> [WHAT IS BEING ASKED]
Copy the records exactly. Every line must match.
───── THE DATA
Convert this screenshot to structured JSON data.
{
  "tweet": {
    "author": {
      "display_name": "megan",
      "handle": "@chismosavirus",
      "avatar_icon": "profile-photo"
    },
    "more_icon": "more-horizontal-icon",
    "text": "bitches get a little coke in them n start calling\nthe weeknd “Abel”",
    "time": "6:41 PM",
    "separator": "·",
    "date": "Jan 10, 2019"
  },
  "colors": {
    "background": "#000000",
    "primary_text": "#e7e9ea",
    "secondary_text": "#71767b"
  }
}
──────────
> [EXERCISE ANSWER]
Convert this screenshot to structured JSON data.
{
  "tweet": {
    "author": {
      "display_name": "megan",
      "handle": "@chismosavirus",
      "avatar_icon": "profile-photo"
    },
    "more_icon": "more-horizontal-icon",
    "text": "bitches get a little coke in them n start calling\nthe weeknd “Abel”",
    "time": "6:41 PM",
    "separator": "·",
    "date": "Jan 10, 2019"
  },
  "colors": {
    "background": "#000000",
    "primary_text": "#e7e9ea",
    "secondary_text": "#71767b"
  }
}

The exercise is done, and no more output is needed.